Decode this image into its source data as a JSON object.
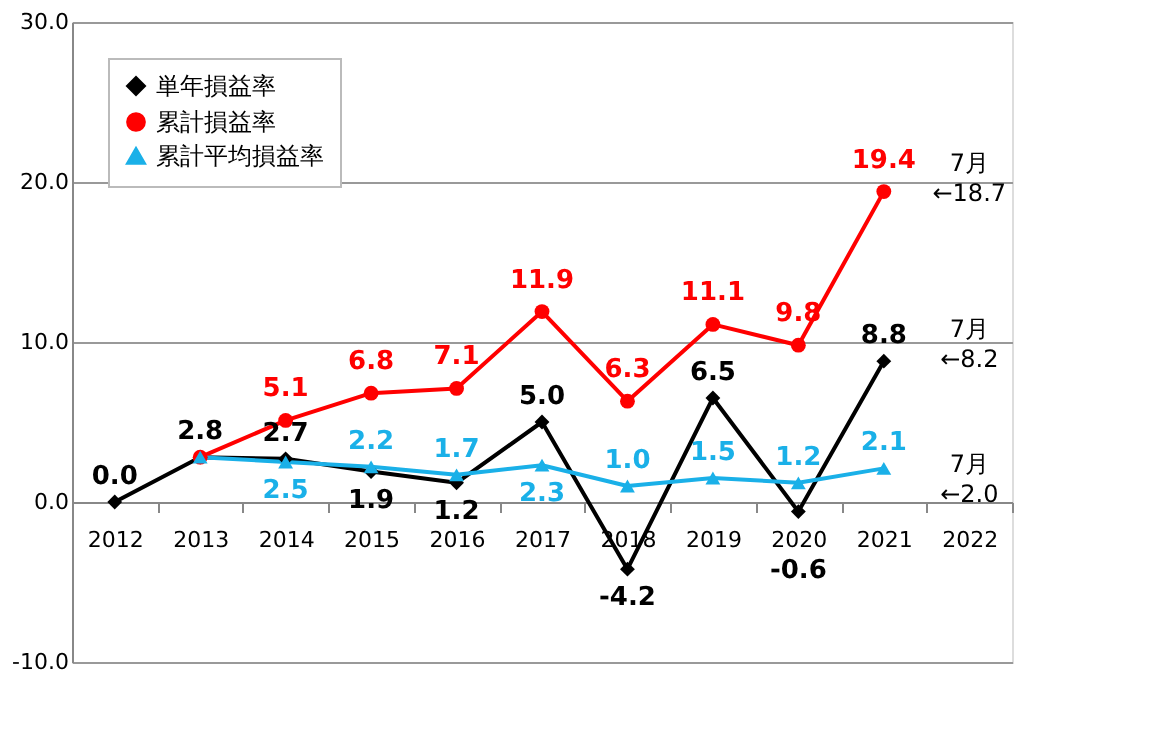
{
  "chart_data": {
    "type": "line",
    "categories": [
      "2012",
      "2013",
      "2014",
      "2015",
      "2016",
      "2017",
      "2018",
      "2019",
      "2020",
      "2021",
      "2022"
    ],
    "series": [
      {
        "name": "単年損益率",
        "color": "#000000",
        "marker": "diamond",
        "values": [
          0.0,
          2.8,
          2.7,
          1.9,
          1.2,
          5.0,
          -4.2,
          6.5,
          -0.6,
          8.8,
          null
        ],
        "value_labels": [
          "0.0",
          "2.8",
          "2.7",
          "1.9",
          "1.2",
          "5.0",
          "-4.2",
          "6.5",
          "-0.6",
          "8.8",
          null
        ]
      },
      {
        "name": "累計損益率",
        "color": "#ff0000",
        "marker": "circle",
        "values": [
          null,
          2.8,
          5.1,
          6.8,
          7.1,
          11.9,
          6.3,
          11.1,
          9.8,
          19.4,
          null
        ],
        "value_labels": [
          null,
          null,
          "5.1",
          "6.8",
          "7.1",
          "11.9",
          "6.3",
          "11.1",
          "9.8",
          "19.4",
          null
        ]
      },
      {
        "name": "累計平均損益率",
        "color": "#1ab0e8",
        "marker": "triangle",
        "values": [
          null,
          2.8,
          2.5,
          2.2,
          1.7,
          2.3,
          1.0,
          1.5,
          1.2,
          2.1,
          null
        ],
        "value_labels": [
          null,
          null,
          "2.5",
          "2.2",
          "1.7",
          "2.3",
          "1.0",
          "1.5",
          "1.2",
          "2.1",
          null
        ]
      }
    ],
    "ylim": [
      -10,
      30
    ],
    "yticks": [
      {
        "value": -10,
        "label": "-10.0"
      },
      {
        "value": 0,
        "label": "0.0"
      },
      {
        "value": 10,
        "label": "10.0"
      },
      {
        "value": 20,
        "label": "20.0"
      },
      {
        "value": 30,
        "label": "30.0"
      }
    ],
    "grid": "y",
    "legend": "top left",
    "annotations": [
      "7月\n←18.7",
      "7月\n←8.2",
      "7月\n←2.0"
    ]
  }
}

━━━

_Written task_
Where a line of the material above holds the string "marker", copy that line.

_Worked solution_
        "marker": "diamond",
        "marker": "circle",
        "marker": "triangle",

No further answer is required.